Direction> Exact repetition of every entry is required.

Exercise data>
+--

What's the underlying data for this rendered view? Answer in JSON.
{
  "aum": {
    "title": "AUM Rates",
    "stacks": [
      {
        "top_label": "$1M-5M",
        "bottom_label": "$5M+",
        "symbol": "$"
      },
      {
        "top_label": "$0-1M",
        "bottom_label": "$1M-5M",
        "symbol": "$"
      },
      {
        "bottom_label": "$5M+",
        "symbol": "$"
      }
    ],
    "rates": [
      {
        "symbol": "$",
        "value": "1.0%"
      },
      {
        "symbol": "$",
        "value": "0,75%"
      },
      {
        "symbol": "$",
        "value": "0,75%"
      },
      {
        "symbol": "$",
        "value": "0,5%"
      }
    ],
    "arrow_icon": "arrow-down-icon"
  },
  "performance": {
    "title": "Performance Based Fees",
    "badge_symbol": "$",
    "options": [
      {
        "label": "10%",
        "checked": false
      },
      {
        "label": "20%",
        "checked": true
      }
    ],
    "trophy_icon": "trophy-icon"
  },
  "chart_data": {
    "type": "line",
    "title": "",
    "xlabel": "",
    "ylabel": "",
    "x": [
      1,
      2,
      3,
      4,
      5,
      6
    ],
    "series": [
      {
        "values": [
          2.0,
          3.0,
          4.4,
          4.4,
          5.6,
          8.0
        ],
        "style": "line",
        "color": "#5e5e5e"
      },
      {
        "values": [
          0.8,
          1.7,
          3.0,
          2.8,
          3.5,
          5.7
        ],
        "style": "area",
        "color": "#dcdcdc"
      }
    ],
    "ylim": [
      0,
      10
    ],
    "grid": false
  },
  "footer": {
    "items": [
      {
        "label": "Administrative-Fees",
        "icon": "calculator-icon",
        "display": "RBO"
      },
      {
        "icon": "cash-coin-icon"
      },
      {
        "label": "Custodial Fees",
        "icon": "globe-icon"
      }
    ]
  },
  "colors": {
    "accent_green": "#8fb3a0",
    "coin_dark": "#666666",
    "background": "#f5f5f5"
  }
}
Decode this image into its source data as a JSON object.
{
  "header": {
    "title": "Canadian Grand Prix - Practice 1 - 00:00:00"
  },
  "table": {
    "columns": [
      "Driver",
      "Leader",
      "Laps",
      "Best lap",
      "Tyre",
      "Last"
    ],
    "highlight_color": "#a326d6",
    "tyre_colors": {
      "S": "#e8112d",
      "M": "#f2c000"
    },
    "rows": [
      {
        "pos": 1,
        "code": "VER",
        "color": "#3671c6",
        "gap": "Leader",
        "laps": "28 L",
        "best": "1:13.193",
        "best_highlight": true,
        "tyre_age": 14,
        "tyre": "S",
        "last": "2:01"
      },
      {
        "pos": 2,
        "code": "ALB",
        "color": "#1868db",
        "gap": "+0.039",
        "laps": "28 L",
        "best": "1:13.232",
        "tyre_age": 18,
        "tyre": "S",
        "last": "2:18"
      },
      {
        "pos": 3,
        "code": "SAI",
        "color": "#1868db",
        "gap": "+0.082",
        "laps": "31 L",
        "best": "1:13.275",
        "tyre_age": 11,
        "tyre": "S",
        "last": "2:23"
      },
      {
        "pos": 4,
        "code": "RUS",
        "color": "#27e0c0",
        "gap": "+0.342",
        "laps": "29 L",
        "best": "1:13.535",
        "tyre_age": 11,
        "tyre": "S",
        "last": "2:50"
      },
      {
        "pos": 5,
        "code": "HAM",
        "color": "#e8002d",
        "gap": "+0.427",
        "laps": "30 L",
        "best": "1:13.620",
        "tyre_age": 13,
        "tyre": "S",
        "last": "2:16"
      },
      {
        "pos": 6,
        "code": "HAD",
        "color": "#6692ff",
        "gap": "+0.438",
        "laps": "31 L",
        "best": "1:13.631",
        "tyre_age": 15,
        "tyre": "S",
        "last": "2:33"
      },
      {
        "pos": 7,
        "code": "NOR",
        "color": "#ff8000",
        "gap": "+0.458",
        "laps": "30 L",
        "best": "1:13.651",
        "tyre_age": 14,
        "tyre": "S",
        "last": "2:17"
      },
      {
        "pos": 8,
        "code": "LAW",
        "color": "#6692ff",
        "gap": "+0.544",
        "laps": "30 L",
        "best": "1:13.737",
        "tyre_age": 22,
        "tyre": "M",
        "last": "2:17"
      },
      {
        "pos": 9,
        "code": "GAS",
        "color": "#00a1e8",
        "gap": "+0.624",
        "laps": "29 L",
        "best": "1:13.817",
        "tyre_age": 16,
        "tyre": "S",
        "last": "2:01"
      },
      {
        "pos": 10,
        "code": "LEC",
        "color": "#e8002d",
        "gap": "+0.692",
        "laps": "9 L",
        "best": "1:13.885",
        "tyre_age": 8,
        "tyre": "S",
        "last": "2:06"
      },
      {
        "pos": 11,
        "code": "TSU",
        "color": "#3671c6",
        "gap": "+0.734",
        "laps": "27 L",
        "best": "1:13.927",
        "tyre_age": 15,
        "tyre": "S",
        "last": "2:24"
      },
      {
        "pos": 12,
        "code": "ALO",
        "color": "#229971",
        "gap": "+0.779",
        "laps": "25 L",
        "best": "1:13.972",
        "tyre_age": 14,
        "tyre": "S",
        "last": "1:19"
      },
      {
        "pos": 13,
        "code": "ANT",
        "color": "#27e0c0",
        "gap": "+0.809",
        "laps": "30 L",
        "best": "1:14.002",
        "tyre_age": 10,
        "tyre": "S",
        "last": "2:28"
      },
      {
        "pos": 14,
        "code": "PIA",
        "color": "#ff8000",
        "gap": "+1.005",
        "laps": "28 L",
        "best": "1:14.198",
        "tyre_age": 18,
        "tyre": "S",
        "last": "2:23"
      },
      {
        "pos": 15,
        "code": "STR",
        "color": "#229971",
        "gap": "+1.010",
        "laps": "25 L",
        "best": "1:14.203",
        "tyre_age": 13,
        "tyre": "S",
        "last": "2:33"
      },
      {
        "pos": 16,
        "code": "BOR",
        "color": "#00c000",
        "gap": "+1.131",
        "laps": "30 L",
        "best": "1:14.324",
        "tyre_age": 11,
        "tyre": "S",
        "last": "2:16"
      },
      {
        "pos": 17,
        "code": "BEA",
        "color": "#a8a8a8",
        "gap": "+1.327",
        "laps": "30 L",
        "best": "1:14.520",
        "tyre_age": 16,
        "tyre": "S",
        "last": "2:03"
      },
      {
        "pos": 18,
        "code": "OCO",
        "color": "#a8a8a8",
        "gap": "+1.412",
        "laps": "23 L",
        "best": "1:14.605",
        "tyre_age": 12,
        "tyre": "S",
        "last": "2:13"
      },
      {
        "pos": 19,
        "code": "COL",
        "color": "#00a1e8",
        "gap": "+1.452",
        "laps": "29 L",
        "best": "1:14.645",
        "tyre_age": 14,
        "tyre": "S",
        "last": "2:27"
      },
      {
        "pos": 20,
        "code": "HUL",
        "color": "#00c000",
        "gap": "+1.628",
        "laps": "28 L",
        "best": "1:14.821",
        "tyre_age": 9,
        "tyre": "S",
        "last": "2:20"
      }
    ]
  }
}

+--

The completed task>
What's the underlying data for this rendered view? Answer in JSON.
{
  "aum": {
    "title": "AUM Rates",
    "stacks": [
      {
        "top_label": "$1M-5M",
        "bottom_label": "$5M+",
        "symbol": "$"
      },
      {
        "top_label": "$0-1M",
        "bottom_label": "$1M-5M",
        "symbol": "$"
      },
      {
        "bottom_label": "$5M+",
        "symbol": "$"
      }
    ],
    "rates": [
      {
        "symbol": "$",
        "value": "1.0%"
      },
      {
        "symbol": "$",
        "value": "0,75%"
      },
      {
        "symbol": "$",
        "value": "0,75%"
      },
      {
        "symbol": "$",
        "value": "0,5%"
      }
    ],
    "arrow_icon": "arrow-down-icon"
  },
  "performance": {
    "title": "Performance Based Fees",
    "badge_symbol": "$",
    "options": [
      {
        "label": "10%",
        "checked": false
      },
      {
        "label": "20%",
        "checked": true
      }
    ],
    "trophy_icon": "trophy-icon"
  },
  "chart_data": {
    "type": "line",
    "title": "",
    "xlabel": "",
    "ylabel": "",
    "x": [
      1,
      2,
      3,
      4,
      5,
      6
    ],
    "series": [
      {
        "values": [
          2.0,
          3.0,
          4.4,
          4.4,
          5.6,
          8.0
        ],
        "style": "line",
        "color": "#5e5e5e"
      },
      {
        "values": [
          0.8,
          1.7,
          3.0,
          2.8,
          3.5,
          5.7
        ],
        "style": "area",
        "color": "#dcdcdc"
      }
    ],
    "ylim": [
      0,
      10
    ],
    "grid": false
  },
  "footer": {
    "items": [
      {
        "label": "Administrative-Fees",
        "icon": "calculator-icon",
        "display": "RBO"
      },
      {
        "icon": "cash-coin-icon"
      },
      {
        "label": "Custodial Fees",
        "icon": "globe-icon"
      }
    ]
  },
  "colors": {
    "accent_green": "#8fb3a0",
    "coin_dark": "#666666",
    "background": "#f5f5f5"
  }
}
Decode this image into its source data as a JSON object.
{
  "header": {
    "title": "Canadian Grand Prix - Practice 1 - 00:00:00"
  },
  "table": {
    "columns": [
      "Driver",
      "Leader",
      "Laps",
      "Best lap",
      "Tyre",
      "Last"
    ],
    "highlight_color": "#a326d6",
    "tyre_colors": {
      "S": "#e8112d",
      "M": "#f2c000"
    },
    "rows": [
      {
        "pos": 1,
        "code": "VER",
        "color": "#3671c6",
        "gap": "Leader",
        "laps": "28 L",
        "best": "1:13.193",
        "best_highlight": true,
        "tyre_age": 14,
        "tyre": "S",
        "last": "2:01"
      },
      {
        "pos": 2,
        "code": "ALB",
        "color": "#1868db",
        "gap": "+0.039",
        "laps": "28 L",
        "best": "1:13.232",
        "tyre_age": 18,
        "tyre": "S",
        "last": "2:18"
      },
      {
        "pos": 3,
        "code": "SAI",
        "color": "#1868db",
        "gap": "+0.082",
        "laps": "31 L",
        "best": "1:13.275",
        "tyre_age": 11,
        "tyre": "S",
        "last": "2:23"
      },
      {
        "pos": 4,
        "code": "RUS",
        "color": "#27e0c0",
        "gap": "+0.342",
        "laps": "29 L",
        "best": "1:13.535",
        "tyre_age": 11,
        "tyre": "S",
        "last": "2:50"
      },
      {
        "pos": 5,
        "code": "HAM",
        "color": "#e8002d",
        "gap": "+0.427",
        "laps": "30 L",
        "best": "1:13.620",
        "tyre_age": 13,
        "tyre": "S",
        "last": "2:16"
      },
      {
        "pos": 6,
        "code": "HAD",
        "color": "#6692ff",
        "gap": "+0.438",
        "laps": "31 L",
        "best": "1:13.631",
        "tyre_age": 15,
        "tyre": "S",
        "last": "2:33"
      },
      {
        "pos": 7,
        "code": "NOR",
        "color": "#ff8000",
        "gap": "+0.458",
        "laps": "30 L",
        "best": "1:13.651",
        "tyre_age": 14,
        "tyre": "S",
        "last": "2:17"
      },
      {
        "pos": 8,
        "code": "LAW",
        "color": "#6692ff",
        "gap": "+0.544",
        "laps": "30 L",
        "best": "1:13.737",
        "tyre_age": 22,
        "tyre": "M",
        "last": "2:17"
      },
      {
        "pos": 9,
        "code": "GAS",
        "color": "#00a1e8",
        "gap": "+0.624",
        "laps": "29 L",
        "best": "1:13.817",
        "tyre_age": 16,
        "tyre": "S",
        "last": "2:01"
      },
      {
        "pos": 10,
        "code": "LEC",
        "color": "#e8002d",
        "gap": "+0.692",
        "laps": "9 L",
        "best": "1:13.885",
        "tyre_age": 8,
        "tyre": "S",
        "last": "2:06"
      },
      {
        "pos": 11,
        "code": "TSU",
        "color": "#3671c6",
        "gap": "+0.734",
        "laps": "27 L",
        "best": "1:13.927",
        "tyre_age": 15,
        "tyre": "S",
        "last": "2:24"
      },
      {
        "pos": 12,
        "code": "ALO",
        "color": "#229971",
        "gap": "+0.779",
        "laps": "25 L",
        "best": "1:13.972",
        "tyre_age": 14,
        "tyre": "S",
        "last": "1:19"
      },
      {
        "pos": 13,
        "code": "ANT",
        "color": "#27e0c0",
        "gap": "+0.809",
        "laps": "30 L",
        "best": "1:14.002",
        "tyre_age": 10,
        "tyre": "S",
        "last": "2:28"
      },
      {
        "pos": 14,
        "code": "PIA",
        "color": "#ff8000",
        "gap": "+1.005",
        "laps": "28 L",
        "best": "1:14.198",
        "tyre_age": 18,
        "tyre": "S",
        "last": "2:23"
      },
      {
        "pos": 15,
        "code": "STR",
        "color": "#229971",
        "gap": "+1.010",
        "laps": "25 L",
        "best": "1:14.203",
        "tyre_age": 13,
        "tyre": "S",
        "last": "2:33"
      },
      {
        "pos": 16,
        "code": "BOR",
        "color": "#00c000",
        "gap": "+1.131",
        "laps": "30 L",
        "best": "1:14.324",
        "tyre_age": 11,
        "tyre": "S",
        "last": "2:16"
      },
      {
        "pos": 17,
        "code": "BEA",
        "color": "#a8a8a8",
        "gap": "+1.327",
        "laps": "30 L",
        "best": "1:14.520",
        "tyre_age": 16,
        "tyre": "S",
        "last": "2:03"
      },
      {
        "pos": 18,
        "code": "OCO",
        "color": "#a8a8a8",
        "gap": "+1.412",
        "laps": "23 L",
        "best": "1:14.605",
        "tyre_age": 12,
        "tyre": "S",
        "last": "2:13"
      },
      {
        "pos": 19,
        "code": "COL",
        "color": "#00a1e8",
        "gap": "+1.452",
        "laps": "29 L",
        "best": "1:14.645",
        "tyre_age": 14,
        "tyre": "S",
        "last": "2:27"
      },
      {
        "pos": 20,
        "code": "HUL",
        "color": "#00c000",
        "gap": "+1.628",
        "laps": "28 L",
        "best": "1:14.821",
        "tyre_age": 9,
        "tyre": "S",
        "last": "2:20"
      }
    ]
  }
}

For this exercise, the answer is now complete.